SET PROBLEM: Look through the listing below and give the number of lines that hold "tests". Say nothing more.

PROVIDED MATERIAL:
┏━━
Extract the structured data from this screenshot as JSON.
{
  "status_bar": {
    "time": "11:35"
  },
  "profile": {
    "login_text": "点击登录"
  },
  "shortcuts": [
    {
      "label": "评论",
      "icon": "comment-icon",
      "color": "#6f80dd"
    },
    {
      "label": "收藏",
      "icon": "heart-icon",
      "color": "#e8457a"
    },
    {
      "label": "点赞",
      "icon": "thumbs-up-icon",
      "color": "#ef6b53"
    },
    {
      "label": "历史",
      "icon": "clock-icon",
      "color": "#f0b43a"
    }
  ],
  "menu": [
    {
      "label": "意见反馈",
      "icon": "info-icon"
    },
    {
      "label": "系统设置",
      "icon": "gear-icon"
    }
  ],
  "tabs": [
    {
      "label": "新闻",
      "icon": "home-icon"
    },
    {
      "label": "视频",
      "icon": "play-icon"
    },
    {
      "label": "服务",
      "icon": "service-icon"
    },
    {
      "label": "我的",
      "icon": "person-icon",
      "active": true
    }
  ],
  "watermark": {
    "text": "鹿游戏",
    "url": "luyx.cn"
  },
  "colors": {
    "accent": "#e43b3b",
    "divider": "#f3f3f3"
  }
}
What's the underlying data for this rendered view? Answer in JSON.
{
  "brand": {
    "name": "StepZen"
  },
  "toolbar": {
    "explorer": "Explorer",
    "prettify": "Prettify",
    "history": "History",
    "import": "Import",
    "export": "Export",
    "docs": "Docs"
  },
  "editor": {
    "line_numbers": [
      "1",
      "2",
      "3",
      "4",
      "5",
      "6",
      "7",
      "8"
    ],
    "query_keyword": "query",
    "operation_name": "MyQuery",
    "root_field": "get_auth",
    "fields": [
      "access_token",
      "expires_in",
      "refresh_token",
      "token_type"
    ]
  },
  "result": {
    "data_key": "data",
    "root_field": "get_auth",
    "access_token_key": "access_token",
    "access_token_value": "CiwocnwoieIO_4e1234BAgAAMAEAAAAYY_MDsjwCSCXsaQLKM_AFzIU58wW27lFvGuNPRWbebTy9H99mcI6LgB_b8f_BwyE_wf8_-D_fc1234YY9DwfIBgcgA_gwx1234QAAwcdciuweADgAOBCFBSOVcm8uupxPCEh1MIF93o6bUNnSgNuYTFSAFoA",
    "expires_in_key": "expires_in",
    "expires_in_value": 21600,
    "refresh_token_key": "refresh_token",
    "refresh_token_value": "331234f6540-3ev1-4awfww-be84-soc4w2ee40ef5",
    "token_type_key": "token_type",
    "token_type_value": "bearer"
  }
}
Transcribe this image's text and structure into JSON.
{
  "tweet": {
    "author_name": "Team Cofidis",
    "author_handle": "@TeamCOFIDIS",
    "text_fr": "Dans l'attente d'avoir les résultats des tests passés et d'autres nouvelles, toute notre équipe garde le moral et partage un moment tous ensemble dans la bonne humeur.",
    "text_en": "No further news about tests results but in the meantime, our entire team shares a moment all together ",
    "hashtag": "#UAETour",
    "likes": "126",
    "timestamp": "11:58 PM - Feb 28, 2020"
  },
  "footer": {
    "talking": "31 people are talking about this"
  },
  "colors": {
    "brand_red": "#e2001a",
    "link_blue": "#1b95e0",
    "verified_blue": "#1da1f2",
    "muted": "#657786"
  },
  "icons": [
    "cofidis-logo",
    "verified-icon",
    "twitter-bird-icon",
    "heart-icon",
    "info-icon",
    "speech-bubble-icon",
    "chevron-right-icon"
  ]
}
┗━━
COMPLETE ANSWER: 2